- _PROBLEM TO SOLVE_: Swap each "colorbar-step" in the data below for "colorbar-segment", and write out every line again with nothing else changed.

* BEGIN SUPPLIED MATERIAL *

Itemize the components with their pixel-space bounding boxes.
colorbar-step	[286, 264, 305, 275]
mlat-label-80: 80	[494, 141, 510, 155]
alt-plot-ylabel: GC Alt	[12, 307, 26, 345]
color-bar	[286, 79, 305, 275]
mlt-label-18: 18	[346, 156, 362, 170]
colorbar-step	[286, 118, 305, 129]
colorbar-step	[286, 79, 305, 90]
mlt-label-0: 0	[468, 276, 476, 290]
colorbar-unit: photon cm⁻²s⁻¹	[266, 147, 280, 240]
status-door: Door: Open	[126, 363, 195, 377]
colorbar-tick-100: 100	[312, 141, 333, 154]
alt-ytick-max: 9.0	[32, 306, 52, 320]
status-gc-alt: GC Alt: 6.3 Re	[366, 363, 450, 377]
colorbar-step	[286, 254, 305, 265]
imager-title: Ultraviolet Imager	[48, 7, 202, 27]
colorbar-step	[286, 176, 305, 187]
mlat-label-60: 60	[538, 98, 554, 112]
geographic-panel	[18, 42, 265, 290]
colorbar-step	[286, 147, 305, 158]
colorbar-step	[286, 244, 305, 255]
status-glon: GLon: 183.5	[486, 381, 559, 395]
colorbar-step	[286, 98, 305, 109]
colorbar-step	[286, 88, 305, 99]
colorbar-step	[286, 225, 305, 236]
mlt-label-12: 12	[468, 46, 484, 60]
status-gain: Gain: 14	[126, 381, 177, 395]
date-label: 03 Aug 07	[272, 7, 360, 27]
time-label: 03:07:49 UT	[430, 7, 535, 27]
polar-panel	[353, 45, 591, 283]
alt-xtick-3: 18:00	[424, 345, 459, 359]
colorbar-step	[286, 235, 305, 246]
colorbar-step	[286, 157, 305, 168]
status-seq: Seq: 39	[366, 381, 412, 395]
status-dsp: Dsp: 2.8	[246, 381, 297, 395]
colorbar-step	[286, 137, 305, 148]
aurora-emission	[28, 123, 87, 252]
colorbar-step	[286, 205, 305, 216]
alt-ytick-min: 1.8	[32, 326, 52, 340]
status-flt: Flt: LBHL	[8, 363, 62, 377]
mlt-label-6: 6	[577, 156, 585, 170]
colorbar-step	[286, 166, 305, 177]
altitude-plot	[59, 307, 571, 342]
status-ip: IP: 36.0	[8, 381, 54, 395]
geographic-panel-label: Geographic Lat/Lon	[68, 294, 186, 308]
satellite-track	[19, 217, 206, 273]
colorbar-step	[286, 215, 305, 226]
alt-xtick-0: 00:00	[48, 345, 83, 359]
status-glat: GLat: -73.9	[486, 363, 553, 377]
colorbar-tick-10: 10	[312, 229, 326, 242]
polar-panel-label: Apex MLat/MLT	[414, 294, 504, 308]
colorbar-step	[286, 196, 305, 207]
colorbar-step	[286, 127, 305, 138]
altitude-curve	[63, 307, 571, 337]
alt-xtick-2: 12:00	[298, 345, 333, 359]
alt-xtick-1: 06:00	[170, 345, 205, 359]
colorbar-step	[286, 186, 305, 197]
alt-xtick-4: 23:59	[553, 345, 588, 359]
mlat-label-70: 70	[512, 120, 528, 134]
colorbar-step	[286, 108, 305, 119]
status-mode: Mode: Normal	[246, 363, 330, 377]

* END SUPPLIED MATERIAL *

- _FINAL RESULT_:
Itemize the components with their pixel-space bounding boxes.
colorbar-segment	[286, 264, 305, 275]
mlat-label-80: 80	[494, 141, 510, 155]
alt-plot-ylabel: GC Alt	[12, 307, 26, 345]
color-bar	[286, 79, 305, 275]
mlt-label-18: 18	[346, 156, 362, 170]
colorbar-segment	[286, 118, 305, 129]
colorbar-segment	[286, 79, 305, 90]
mlt-label-0: 0	[468, 276, 476, 290]
colorbar-unit: photon cm⁻²s⁻¹	[266, 147, 280, 240]
status-door: Door: Open	[126, 363, 195, 377]
colorbar-tick-100: 100	[312, 141, 333, 154]
alt-ytick-max: 9.0	[32, 306, 52, 320]
status-gc-alt: GC Alt: 6.3 Re	[366, 363, 450, 377]
colorbar-segment	[286, 254, 305, 265]
imager-title: Ultraviolet Imager	[48, 7, 202, 27]
colorbar-segment	[286, 176, 305, 187]
mlat-label-60: 60	[538, 98, 554, 112]
geographic-panel	[18, 42, 265, 290]
colorbar-segment	[286, 147, 305, 158]
colorbar-segment	[286, 244, 305, 255]
status-glon: GLon: 183.5	[486, 381, 559, 395]
colorbar-segment	[286, 98, 305, 109]
colorbar-segment	[286, 88, 305, 99]
colorbar-segment	[286, 225, 305, 236]
mlt-label-12: 12	[468, 46, 484, 60]
status-gain: Gain: 14	[126, 381, 177, 395]
date-label: 03 Aug 07	[272, 7, 360, 27]
time-label: 03:07:49 UT	[430, 7, 535, 27]
polar-panel	[353, 45, 591, 283]
alt-xtick-3: 18:00	[424, 345, 459, 359]
colorbar-segment	[286, 235, 305, 246]
colorbar-segment	[286, 157, 305, 168]
status-seq: Seq: 39	[366, 381, 412, 395]
status-dsp: Dsp: 2.8	[246, 381, 297, 395]
colorbar-segment	[286, 137, 305, 148]
aurora-emission	[28, 123, 87, 252]
colorbar-segment	[286, 205, 305, 216]
alt-ytick-min: 1.8	[32, 326, 52, 340]
status-flt: Flt: LBHL	[8, 363, 62, 377]
mlt-label-6: 6	[577, 156, 585, 170]
colorbar-segment	[286, 166, 305, 177]
altitude-plot	[59, 307, 571, 342]
status-ip: IP: 36.0	[8, 381, 54, 395]
geographic-panel-label: Geographic Lat/Lon	[68, 294, 186, 308]
satellite-track	[19, 217, 206, 273]
colorbar-segment	[286, 215, 305, 226]
alt-xtick-0: 00:00	[48, 345, 83, 359]
status-glat: GLat: -73.9	[486, 363, 553, 377]
colorbar-tick-10: 10	[312, 229, 326, 242]
polar-panel-label: Apex MLat/MLT	[414, 294, 504, 308]
colorbar-segment	[286, 196, 305, 207]
colorbar-segment	[286, 127, 305, 138]
altitude-curve	[63, 307, 571, 337]
alt-xtick-2: 12:00	[298, 345, 333, 359]
alt-xtick-1: 06:00	[170, 345, 205, 359]
colorbar-segment	[286, 186, 305, 197]
alt-xtick-4: 23:59	[553, 345, 588, 359]
mlat-label-70: 70	[512, 120, 528, 134]
colorbar-segment	[286, 108, 305, 119]
status-mode: Mode: Normal	[246, 363, 330, 377]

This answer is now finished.